— What the task asks —
Repeat every record below exactly as it appears.

— Figure content listings —
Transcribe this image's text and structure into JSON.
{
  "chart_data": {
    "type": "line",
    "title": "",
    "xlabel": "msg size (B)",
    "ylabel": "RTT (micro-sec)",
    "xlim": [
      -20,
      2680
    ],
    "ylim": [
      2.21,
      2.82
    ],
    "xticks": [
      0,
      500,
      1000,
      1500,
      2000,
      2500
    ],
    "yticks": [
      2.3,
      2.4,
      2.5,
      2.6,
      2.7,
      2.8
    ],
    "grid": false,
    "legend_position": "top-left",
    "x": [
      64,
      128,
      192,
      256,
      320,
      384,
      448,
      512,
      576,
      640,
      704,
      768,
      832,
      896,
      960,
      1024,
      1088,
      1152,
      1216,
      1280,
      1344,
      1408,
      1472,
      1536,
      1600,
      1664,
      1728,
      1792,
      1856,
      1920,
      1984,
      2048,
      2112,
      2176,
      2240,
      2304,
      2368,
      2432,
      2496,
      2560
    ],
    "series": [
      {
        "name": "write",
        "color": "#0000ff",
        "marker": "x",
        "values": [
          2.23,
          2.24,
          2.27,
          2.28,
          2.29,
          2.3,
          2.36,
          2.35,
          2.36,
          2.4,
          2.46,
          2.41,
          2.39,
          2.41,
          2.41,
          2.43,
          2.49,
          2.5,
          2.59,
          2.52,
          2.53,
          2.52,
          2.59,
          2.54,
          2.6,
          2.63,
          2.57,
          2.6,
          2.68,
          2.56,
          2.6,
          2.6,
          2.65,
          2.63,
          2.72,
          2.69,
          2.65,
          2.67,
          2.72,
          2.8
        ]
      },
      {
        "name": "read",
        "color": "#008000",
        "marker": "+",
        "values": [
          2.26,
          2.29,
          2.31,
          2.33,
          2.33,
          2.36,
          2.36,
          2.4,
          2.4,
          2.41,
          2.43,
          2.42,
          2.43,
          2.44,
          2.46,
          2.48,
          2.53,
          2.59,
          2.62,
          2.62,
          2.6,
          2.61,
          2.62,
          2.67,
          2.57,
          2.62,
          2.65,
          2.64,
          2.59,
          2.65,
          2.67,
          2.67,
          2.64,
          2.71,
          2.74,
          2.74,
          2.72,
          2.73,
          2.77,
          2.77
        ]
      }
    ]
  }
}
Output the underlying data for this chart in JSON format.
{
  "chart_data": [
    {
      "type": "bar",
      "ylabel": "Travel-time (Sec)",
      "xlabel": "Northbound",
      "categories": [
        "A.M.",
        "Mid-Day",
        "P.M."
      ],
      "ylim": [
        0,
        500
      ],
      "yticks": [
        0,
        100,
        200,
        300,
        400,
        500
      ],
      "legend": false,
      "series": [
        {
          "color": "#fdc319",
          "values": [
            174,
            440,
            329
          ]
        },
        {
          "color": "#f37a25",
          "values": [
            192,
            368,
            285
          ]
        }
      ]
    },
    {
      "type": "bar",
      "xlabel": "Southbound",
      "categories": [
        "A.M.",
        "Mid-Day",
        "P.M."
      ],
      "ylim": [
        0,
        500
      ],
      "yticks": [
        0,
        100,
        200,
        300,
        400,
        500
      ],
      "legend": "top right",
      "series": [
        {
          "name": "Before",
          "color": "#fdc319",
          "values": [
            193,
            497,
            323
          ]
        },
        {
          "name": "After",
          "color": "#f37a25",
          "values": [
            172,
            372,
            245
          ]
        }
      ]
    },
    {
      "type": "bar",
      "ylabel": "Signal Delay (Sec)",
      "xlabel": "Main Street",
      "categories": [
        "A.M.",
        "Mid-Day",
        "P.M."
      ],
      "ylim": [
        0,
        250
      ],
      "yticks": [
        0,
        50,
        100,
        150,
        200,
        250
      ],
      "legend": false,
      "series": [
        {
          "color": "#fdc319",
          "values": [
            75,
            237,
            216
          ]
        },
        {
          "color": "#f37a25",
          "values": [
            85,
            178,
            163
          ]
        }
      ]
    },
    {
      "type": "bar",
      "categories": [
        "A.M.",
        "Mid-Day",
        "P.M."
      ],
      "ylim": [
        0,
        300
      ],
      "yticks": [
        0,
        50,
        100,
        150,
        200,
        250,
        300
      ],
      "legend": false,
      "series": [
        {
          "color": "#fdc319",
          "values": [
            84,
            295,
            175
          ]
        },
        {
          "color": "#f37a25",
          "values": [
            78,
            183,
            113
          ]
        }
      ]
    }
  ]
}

— The reply —
Transcribe this image's text and structure into JSON.
{
  "chart_data": {
    "type": "line",
    "title": "",
    "xlabel": "msg size (B)",
    "ylabel": "RTT (micro-sec)",
    "xlim": [
      -20,
      2680
    ],
    "ylim": [
      2.21,
      2.82
    ],
    "xticks": [
      0,
      500,
      1000,
      1500,
      2000,
      2500
    ],
    "yticks": [
      2.3,
      2.4,
      2.5,
      2.6,
      2.7,
      2.8
    ],
    "grid": false,
    "legend_position": "top-left",
    "x": [
      64,
      128,
      192,
      256,
      320,
      384,
      448,
      512,
      576,
      640,
      704,
      768,
      832,
      896,
      960,
      1024,
      1088,
      1152,
      1216,
      1280,
      1344,
      1408,
      1472,
      1536,
      1600,
      1664,
      1728,
      1792,
      1856,
      1920,
      1984,
      2048,
      2112,
      2176,
      2240,
      2304,
      2368,
      2432,
      2496,
      2560
    ],
    "series": [
      {
        "name": "write",
        "color": "#0000ff",
        "marker": "x",
        "values": [
          2.23,
          2.24,
          2.27,
          2.28,
          2.29,
          2.3,
          2.36,
          2.35,
          2.36,
          2.4,
          2.46,
          2.41,
          2.39,
          2.41,
          2.41,
          2.43,
          2.49,
          2.5,
          2.59,
          2.52,
          2.53,
          2.52,
          2.59,
          2.54,
          2.6,
          2.63,
          2.57,
          2.6,
          2.68,
          2.56,
          2.6,
          2.6,
          2.65,
          2.63,
          2.72,
          2.69,
          2.65,
          2.67,
          2.72,
          2.8
        ]
      },
      {
        "name": "read",
        "color": "#008000",
        "marker": "+",
        "values": [
          2.26,
          2.29,
          2.31,
          2.33,
          2.33,
          2.36,
          2.36,
          2.4,
          2.4,
          2.41,
          2.43,
          2.42,
          2.43,
          2.44,
          2.46,
          2.48,
          2.53,
          2.59,
          2.62,
          2.62,
          2.6,
          2.61,
          2.62,
          2.67,
          2.57,
          2.62,
          2.65,
          2.64,
          2.59,
          2.65,
          2.67,
          2.67,
          2.64,
          2.71,
          2.74,
          2.74,
          2.72,
          2.73,
          2.77,
          2.77
        ]
      }
    ]
  }
}
Output the underlying data for this chart in JSON format.
{
  "chart_data": [
    {
      "type": "bar",
      "ylabel": "Travel-time (Sec)",
      "xlabel": "Northbound",
      "categories": [
        "A.M.",
        "Mid-Day",
        "P.M."
      ],
      "ylim": [
        0,
        500
      ],
      "yticks": [
        0,
        100,
        200,
        300,
        400,
        500
      ],
      "legend": false,
      "series": [
        {
          "color": "#fdc319",
          "values": [
            174,
            440,
            329
          ]
        },
        {
          "color": "#f37a25",
          "values": [
            192,
            368,
            285
          ]
        }
      ]
    },
    {
      "type": "bar",
      "xlabel": "Southbound",
      "categories": [
        "A.M.",
        "Mid-Day",
        "P.M."
      ],
      "ylim": [
        0,
        500
      ],
      "yticks": [
        0,
        100,
        200,
        300,
        400,
        500
      ],
      "legend": "top right",
      "series": [
        {
          "name": "Before",
          "color": "#fdc319",
          "values": [
            193,
            497,
            323
          ]
        },
        {
          "name": "After",
          "color": "#f37a25",
          "values": [
            172,
            372,
            245
          ]
        }
      ]
    },
    {
      "type": "bar",
      "ylabel": "Signal Delay (Sec)",
      "xlabel": "Main Street",
      "categories": [
        "A.M.",
        "Mid-Day",
        "P.M."
      ],
      "ylim": [
        0,
        250
      ],
      "yticks": [
        0,
        50,
        100,
        150,
        200,
        250
      ],
      "legend": false,
      "series": [
        {
          "color": "#fdc319",
          "values": [
            75,
            237,
            216
          ]
        },
        {
          "color": "#f37a25",
          "values": [
            85,
            178,
            163
          ]
        }
      ]
    },
    {
      "type": "bar",
      "categories": [
        "A.M.",
        "Mid-Day",
        "P.M."
      ],
      "ylim": [
        0,
        300
      ],
      "yticks": [
        0,
        50,
        100,
        150,
        200,
        250,
        300
      ],
      "legend": false,
      "series": [
        {
          "color": "#fdc319",
          "values": [
            84,
            295,
            175
          ]
        },
        {
          "color": "#f37a25",
          "values": [
            78,
            183,
            113
          ]
        }
      ]
    }
  ]
}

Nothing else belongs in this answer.